*INSTRUCTIONS FOR THE TASK:* Rewrite the records below, replacing each "legend-label" with "legend-text" and leaving every other character unchanged.
## BEGIN SUPPLIED INFORMATION
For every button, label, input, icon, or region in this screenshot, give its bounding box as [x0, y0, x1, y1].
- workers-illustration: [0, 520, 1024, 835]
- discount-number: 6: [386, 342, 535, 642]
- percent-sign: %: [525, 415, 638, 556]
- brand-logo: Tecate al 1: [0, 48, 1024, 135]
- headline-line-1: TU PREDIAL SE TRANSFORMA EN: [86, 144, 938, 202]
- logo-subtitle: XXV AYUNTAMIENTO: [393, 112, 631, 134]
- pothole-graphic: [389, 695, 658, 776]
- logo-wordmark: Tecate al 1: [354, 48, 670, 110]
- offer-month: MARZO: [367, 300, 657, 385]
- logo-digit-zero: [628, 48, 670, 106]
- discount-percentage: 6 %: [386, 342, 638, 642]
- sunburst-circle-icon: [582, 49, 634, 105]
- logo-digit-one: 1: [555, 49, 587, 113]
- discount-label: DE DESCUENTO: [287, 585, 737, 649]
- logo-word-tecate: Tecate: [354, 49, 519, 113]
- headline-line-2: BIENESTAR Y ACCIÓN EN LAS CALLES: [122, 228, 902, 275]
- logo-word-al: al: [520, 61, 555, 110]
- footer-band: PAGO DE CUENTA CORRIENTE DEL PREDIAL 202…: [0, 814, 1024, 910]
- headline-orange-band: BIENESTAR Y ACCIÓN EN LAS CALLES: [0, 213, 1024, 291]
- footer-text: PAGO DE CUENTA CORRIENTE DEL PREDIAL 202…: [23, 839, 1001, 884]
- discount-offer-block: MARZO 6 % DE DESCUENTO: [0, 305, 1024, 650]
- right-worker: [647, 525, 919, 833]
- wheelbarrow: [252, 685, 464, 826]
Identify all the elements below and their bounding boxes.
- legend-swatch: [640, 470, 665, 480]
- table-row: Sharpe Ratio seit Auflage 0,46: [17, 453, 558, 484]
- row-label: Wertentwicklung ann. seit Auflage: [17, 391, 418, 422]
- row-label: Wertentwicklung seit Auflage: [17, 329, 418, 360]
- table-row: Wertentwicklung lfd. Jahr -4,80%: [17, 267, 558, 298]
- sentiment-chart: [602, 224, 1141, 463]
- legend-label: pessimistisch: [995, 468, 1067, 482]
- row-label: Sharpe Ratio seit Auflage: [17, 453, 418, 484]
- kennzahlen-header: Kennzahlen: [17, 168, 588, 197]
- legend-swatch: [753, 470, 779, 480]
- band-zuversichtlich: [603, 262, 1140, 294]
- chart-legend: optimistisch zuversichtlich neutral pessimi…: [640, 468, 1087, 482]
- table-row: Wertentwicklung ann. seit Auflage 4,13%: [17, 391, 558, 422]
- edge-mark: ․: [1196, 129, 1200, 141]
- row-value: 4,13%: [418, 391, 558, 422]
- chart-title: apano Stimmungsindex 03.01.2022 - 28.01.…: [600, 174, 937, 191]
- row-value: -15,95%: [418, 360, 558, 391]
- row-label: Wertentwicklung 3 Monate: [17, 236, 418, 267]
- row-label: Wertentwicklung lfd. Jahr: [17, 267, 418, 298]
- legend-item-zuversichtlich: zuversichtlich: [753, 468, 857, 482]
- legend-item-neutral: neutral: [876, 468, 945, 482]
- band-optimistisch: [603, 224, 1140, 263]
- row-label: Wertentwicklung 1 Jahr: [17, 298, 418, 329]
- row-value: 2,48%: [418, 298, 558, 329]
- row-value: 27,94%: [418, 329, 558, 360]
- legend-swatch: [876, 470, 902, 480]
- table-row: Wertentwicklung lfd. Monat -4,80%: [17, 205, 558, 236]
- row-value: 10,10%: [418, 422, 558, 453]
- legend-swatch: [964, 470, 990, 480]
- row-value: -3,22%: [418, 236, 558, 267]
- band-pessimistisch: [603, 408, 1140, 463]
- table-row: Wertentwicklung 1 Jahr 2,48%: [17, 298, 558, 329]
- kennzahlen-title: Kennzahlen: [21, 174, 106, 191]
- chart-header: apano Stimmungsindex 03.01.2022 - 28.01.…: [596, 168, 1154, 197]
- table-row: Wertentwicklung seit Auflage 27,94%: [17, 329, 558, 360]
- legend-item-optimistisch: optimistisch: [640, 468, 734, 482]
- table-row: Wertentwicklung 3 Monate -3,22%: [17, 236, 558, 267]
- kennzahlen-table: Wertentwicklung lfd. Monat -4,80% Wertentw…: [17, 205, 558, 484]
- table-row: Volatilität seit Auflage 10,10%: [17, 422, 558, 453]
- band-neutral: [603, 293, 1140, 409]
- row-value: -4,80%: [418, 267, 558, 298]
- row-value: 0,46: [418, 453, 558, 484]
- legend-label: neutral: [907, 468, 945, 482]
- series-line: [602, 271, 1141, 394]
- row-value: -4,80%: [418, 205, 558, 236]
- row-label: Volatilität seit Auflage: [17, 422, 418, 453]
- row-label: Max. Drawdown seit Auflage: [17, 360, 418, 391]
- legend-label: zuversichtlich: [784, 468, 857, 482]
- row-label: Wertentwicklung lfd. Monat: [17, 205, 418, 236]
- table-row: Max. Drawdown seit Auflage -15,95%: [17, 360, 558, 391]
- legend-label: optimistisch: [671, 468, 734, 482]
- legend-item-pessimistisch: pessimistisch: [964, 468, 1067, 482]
## END SUPPLIED INFORMATION
*SOLUTION TO THIS TASK:*
For every button, label, input, icon, or region in this screenshot, give its bounding box as [x0, y0, x1, y1].
- workers-illustration: [0, 520, 1024, 835]
- discount-number: 6: [386, 342, 535, 642]
- percent-sign: %: [525, 415, 638, 556]
- brand-logo: Tecate al 1: [0, 48, 1024, 135]
- headline-line-1: TU PREDIAL SE TRANSFORMA EN: [86, 144, 938, 202]
- logo-subtitle: XXV AYUNTAMIENTO: [393, 112, 631, 134]
- pothole-graphic: [389, 695, 658, 776]
- logo-wordmark: Tecate al 1: [354, 48, 670, 110]
- offer-month: MARZO: [367, 300, 657, 385]
- logo-digit-zero: [628, 48, 670, 106]
- discount-percentage: 6 %: [386, 342, 638, 642]
- sunburst-circle-icon: [582, 49, 634, 105]
- logo-digit-one: 1: [555, 49, 587, 113]
- discount-label: DE DESCUENTO: [287, 585, 737, 649]
- logo-word-tecate: Tecate: [354, 49, 519, 113]
- headline-line-2: BIENESTAR Y ACCIÓN EN LAS CALLES: [122, 228, 902, 275]
- logo-word-al: al: [520, 61, 555, 110]
- footer-band: PAGO DE CUENTA CORRIENTE DEL PREDIAL 202…: [0, 814, 1024, 910]
- headline-orange-band: BIENESTAR Y ACCIÓN EN LAS CALLES: [0, 213, 1024, 291]
- footer-text: PAGO DE CUENTA CORRIENTE DEL PREDIAL 202…: [23, 839, 1001, 884]
- discount-offer-block: MARZO 6 % DE DESCUENTO: [0, 305, 1024, 650]
- right-worker: [647, 525, 919, 833]
- wheelbarrow: [252, 685, 464, 826]
Identify all the elements below and their bounding boxes.
- legend-swatch: [640, 470, 665, 480]
- table-row: Sharpe Ratio seit Auflage 0,46: [17, 453, 558, 484]
- row-label: Wertentwicklung ann. seit Auflage: [17, 391, 418, 422]
- row-label: Wertentwicklung seit Auflage: [17, 329, 418, 360]
- table-row: Wertentwicklung lfd. Jahr -4,80%: [17, 267, 558, 298]
- sentiment-chart: [602, 224, 1141, 463]
- legend-text: pessimistisch: [995, 468, 1067, 482]
- row-label: Sharpe Ratio seit Auflage: [17, 453, 418, 484]
- kennzahlen-header: Kennzahlen: [17, 168, 588, 197]
- legend-swatch: [753, 470, 779, 480]
- band-zuversichtlich: [603, 262, 1140, 294]
- chart-legend: optimistisch zuversichtlich neutral pessimi…: [640, 468, 1087, 482]
- table-row: Wertentwicklung ann. seit Auflage 4,13%: [17, 391, 558, 422]
- edge-mark: ․: [1196, 129, 1200, 141]
- row-value: 4,13%: [418, 391, 558, 422]
- chart-title: apano Stimmungsindex 03.01.2022 - 28.01.…: [600, 174, 937, 191]
- row-value: -15,95%: [418, 360, 558, 391]
- row-label: Wertentwicklung 3 Monate: [17, 236, 418, 267]
- row-label: Wertentwicklung lfd. Jahr: [17, 267, 418, 298]
- legend-item-zuversichtlich: zuversichtlich: [753, 468, 857, 482]
- legend-item-neutral: neutral: [876, 468, 945, 482]
- band-optimistisch: [603, 224, 1140, 263]
- row-label: Wertentwicklung 1 Jahr: [17, 298, 418, 329]
- row-value: 2,48%: [418, 298, 558, 329]
- row-value: 27,94%: [418, 329, 558, 360]
- legend-swatch: [876, 470, 902, 480]
- table-row: Wertentwicklung lfd. Monat -4,80%: [17, 205, 558, 236]
- row-value: 10,10%: [418, 422, 558, 453]
- legend-swatch: [964, 470, 990, 480]
- row-value: -3,22%: [418, 236, 558, 267]
- band-pessimistisch: [603, 408, 1140, 463]
- table-row: Wertentwicklung 1 Jahr 2,48%: [17, 298, 558, 329]
- kennzahlen-title: Kennzahlen: [21, 174, 106, 191]
- chart-header: apano Stimmungsindex 03.01.2022 - 28.01.…: [596, 168, 1154, 197]
- table-row: Wertentwicklung seit Auflage 27,94%: [17, 329, 558, 360]
- legend-item-optimistisch: optimistisch: [640, 468, 734, 482]
- table-row: Wertentwicklung 3 Monate -3,22%: [17, 236, 558, 267]
- kennzahlen-table: Wertentwicklung lfd. Monat -4,80% Wertentw…: [17, 205, 558, 484]
- table-row: Volatilität seit Auflage 10,10%: [17, 422, 558, 453]
- band-neutral: [603, 293, 1140, 409]
- row-value: -4,80%: [418, 267, 558, 298]
- row-value: 0,46: [418, 453, 558, 484]
- legend-text: neutral: [907, 468, 945, 482]
- series-line: [602, 271, 1141, 394]
- row-value: -4,80%: [418, 205, 558, 236]
- row-label: Volatilität seit Auflage: [17, 422, 418, 453]
- row-label: Max. Drawdown seit Auflage: [17, 360, 418, 391]
- legend-text: zuversichtlich: [784, 468, 857, 482]
- row-label: Wertentwicklung lfd. Monat: [17, 205, 418, 236]
- table-row: Max. Drawdown seit Auflage -15,95%: [17, 360, 558, 391]
- legend-text: optimistisch: [671, 468, 734, 482]
- legend-item-pessimistisch: pessimistisch: [964, 468, 1067, 482]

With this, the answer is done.